§ WHAT TO DO: Collect every line below that contains the word "stacked".

§ GIVEN DATA:
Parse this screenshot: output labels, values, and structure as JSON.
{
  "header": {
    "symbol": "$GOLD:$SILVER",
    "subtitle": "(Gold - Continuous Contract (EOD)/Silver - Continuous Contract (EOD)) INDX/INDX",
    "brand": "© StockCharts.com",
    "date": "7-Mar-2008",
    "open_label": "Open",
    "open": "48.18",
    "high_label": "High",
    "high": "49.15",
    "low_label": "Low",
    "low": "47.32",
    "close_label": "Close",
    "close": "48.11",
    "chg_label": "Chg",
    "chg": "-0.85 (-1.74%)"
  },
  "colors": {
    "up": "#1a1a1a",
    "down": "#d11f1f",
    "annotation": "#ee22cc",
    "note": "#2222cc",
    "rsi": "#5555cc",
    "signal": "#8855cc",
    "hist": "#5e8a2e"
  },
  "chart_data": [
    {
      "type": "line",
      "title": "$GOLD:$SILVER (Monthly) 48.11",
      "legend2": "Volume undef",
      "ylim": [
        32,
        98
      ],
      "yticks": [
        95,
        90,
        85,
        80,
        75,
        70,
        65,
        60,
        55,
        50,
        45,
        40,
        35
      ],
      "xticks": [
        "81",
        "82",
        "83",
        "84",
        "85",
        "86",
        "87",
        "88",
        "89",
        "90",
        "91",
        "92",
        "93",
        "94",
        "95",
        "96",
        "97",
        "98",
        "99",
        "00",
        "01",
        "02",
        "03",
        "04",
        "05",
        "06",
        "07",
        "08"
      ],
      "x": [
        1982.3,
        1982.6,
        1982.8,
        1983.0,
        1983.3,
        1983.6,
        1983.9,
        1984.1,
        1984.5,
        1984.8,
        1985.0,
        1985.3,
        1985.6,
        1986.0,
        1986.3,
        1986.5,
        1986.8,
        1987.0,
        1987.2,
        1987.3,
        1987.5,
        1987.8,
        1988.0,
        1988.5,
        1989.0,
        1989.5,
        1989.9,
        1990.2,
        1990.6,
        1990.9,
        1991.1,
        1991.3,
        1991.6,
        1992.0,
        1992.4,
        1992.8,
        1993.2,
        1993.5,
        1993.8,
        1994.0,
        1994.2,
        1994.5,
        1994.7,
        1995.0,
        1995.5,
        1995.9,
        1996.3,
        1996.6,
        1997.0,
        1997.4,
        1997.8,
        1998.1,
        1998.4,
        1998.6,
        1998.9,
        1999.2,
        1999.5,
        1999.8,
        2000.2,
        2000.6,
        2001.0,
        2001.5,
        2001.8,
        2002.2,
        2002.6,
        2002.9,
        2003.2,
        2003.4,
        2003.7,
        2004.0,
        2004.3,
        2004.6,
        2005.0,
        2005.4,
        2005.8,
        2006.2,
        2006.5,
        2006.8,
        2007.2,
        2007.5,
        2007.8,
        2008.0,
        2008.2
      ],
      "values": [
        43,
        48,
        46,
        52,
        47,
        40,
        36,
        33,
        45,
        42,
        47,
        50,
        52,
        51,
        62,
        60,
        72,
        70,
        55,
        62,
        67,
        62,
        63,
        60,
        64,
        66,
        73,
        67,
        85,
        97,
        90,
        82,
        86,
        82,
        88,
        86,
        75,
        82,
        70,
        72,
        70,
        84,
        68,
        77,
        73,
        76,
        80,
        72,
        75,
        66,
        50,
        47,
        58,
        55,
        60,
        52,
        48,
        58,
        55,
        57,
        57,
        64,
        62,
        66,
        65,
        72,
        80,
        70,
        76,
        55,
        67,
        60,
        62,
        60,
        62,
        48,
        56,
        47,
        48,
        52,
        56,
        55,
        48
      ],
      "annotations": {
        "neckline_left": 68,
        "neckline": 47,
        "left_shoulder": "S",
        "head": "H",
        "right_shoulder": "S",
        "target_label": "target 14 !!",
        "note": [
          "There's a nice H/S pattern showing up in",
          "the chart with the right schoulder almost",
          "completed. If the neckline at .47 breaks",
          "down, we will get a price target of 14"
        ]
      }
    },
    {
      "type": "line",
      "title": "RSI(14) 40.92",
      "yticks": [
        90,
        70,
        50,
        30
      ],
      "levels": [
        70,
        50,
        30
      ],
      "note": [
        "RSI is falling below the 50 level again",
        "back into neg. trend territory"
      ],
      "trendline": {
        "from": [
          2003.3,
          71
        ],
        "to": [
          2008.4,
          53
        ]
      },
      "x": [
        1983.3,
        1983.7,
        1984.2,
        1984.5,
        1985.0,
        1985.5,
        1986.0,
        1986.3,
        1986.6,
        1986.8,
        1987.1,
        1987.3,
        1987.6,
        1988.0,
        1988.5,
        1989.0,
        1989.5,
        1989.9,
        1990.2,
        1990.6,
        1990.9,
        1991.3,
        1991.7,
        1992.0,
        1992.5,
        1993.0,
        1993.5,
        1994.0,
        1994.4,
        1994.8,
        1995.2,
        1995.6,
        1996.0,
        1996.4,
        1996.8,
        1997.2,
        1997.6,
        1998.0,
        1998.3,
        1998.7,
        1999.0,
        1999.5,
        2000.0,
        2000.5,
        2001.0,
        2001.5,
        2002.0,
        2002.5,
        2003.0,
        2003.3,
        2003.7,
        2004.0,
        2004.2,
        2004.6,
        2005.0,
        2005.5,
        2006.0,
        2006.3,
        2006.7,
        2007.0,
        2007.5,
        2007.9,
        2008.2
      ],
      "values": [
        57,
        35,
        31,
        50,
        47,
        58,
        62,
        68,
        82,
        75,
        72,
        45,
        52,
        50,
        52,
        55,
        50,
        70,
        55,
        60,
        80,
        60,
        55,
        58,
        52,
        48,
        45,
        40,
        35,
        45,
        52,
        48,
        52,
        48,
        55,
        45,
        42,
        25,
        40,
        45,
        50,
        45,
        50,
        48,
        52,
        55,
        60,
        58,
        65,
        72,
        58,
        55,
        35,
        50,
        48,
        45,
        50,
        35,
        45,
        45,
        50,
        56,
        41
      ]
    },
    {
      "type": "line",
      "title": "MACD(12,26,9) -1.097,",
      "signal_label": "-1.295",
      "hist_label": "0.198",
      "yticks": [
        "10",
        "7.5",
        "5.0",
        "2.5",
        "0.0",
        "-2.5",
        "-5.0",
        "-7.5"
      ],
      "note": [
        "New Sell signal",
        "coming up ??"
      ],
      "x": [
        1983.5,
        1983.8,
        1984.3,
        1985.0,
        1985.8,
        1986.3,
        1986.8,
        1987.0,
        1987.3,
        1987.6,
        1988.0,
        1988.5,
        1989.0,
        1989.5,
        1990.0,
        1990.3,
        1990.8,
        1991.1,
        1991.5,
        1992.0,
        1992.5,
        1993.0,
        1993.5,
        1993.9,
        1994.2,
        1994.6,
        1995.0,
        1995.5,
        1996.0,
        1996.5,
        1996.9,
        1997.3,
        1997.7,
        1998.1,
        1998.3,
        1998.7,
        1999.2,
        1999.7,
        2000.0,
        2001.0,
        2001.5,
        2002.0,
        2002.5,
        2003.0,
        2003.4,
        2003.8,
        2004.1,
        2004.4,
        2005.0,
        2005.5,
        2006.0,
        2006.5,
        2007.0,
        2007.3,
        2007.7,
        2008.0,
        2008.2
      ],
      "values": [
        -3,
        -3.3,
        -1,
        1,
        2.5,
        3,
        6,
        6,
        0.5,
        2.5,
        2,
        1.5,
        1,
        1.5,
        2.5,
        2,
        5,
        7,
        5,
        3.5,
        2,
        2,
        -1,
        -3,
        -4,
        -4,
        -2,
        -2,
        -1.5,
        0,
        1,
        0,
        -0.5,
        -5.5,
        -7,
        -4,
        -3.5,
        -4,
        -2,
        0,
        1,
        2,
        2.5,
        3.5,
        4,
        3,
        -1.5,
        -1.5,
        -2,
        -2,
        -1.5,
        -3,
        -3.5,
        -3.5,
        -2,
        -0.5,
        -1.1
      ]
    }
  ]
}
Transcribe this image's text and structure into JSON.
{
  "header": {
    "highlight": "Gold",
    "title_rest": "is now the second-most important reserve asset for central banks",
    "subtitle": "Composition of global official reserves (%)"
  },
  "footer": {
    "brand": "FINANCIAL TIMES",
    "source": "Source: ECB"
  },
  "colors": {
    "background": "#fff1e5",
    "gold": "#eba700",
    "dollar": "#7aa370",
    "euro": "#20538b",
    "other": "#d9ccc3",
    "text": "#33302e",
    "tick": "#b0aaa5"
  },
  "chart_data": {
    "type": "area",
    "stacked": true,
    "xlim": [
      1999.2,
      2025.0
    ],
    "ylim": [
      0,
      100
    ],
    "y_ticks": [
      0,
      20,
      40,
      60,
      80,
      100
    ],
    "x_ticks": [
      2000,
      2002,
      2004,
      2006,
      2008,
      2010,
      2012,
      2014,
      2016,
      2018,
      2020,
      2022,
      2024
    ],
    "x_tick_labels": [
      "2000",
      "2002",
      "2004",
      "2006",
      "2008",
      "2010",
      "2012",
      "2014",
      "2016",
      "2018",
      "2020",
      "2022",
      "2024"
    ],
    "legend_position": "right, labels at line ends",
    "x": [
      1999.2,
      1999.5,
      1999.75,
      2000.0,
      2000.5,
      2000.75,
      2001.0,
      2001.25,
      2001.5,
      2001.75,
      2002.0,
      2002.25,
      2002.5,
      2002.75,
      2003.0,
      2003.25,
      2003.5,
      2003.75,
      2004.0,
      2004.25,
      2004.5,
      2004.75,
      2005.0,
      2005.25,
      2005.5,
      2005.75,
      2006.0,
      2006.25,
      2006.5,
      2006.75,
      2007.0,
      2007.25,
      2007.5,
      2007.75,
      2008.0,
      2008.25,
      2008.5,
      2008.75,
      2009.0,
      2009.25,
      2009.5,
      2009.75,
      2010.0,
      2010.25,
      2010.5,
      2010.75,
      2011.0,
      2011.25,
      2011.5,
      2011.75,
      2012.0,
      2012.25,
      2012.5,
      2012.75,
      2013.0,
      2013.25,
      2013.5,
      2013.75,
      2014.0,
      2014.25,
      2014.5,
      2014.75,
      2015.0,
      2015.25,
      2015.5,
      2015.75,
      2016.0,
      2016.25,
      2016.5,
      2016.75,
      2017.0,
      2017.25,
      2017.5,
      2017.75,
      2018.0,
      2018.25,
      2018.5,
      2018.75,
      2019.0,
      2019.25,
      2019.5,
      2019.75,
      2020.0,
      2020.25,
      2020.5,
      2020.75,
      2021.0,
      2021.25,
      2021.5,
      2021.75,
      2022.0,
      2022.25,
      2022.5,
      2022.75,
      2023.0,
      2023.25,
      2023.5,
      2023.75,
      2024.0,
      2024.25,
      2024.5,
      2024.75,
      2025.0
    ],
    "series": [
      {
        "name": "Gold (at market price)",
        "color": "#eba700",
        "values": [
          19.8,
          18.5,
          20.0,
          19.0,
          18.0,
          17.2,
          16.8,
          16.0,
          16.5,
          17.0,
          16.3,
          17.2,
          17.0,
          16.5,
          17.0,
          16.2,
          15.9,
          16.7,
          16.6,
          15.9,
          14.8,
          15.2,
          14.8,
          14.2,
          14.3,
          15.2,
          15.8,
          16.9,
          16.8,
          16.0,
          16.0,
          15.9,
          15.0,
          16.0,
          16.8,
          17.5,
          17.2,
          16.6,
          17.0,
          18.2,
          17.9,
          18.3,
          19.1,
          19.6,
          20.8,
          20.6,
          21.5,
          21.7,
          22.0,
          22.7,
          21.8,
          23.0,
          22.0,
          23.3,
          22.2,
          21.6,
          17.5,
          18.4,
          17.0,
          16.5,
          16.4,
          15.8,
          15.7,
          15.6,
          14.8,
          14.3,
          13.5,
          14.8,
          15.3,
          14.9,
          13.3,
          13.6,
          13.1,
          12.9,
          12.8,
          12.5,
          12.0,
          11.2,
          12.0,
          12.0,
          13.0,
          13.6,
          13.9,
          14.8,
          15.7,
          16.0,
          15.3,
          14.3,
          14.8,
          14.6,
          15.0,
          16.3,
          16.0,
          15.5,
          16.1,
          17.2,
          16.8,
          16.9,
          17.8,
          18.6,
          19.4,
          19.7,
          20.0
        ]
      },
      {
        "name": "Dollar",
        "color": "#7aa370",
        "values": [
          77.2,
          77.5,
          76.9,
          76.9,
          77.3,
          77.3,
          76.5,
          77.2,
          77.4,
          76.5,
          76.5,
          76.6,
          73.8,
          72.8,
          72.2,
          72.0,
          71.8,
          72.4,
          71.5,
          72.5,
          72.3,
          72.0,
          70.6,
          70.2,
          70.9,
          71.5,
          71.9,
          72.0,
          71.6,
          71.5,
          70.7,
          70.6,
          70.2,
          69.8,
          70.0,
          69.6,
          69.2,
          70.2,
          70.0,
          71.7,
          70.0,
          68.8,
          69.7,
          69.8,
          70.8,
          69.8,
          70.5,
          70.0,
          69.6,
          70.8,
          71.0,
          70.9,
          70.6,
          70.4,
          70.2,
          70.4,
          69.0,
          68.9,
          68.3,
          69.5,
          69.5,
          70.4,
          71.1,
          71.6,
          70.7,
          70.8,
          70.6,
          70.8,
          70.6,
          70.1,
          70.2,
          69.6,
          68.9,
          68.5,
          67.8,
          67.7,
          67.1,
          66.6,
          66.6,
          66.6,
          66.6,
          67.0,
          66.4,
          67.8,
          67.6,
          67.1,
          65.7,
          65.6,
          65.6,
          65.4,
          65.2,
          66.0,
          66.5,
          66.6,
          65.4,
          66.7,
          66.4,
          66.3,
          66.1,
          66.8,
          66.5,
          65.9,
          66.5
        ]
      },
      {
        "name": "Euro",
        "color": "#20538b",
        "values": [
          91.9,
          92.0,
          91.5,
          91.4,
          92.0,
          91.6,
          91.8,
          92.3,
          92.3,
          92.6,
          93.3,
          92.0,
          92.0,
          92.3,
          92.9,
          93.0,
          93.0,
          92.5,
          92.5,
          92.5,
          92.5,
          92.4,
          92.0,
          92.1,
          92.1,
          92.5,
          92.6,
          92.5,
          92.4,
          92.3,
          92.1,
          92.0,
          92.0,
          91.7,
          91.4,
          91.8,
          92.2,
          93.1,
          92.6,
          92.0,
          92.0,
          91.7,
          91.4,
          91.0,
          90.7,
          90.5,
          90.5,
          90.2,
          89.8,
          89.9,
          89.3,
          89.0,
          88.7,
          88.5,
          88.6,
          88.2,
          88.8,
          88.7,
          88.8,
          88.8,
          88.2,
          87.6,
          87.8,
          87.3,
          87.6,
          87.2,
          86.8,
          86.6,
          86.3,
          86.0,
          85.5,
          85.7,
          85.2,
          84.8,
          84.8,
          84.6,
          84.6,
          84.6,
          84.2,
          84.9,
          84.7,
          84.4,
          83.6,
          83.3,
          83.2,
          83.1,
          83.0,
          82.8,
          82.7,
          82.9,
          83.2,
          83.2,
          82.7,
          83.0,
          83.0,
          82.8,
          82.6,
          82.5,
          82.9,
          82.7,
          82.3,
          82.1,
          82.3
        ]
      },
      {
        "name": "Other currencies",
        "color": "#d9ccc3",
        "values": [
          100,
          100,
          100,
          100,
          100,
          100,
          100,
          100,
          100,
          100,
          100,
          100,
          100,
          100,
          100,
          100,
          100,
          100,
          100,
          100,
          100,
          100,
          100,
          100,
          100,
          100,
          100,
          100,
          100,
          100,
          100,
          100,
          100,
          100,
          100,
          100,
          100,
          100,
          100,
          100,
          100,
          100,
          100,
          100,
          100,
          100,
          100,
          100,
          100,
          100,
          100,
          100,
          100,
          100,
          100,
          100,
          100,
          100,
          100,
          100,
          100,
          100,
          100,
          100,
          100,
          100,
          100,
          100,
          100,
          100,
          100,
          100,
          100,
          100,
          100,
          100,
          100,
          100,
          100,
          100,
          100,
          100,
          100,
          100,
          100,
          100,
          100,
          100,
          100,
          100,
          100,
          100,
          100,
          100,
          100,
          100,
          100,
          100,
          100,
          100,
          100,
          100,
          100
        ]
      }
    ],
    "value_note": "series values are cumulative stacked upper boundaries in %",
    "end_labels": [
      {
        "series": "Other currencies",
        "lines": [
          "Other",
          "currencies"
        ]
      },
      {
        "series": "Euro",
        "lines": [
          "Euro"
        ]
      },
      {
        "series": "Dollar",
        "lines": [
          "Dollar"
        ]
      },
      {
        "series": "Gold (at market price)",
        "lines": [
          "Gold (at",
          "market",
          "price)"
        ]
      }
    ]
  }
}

§ SOLUTION FOR THIS PROBLEM:
    "stacked": true,
    "value_note": "series values are cumulative stacked upper boundaries in %",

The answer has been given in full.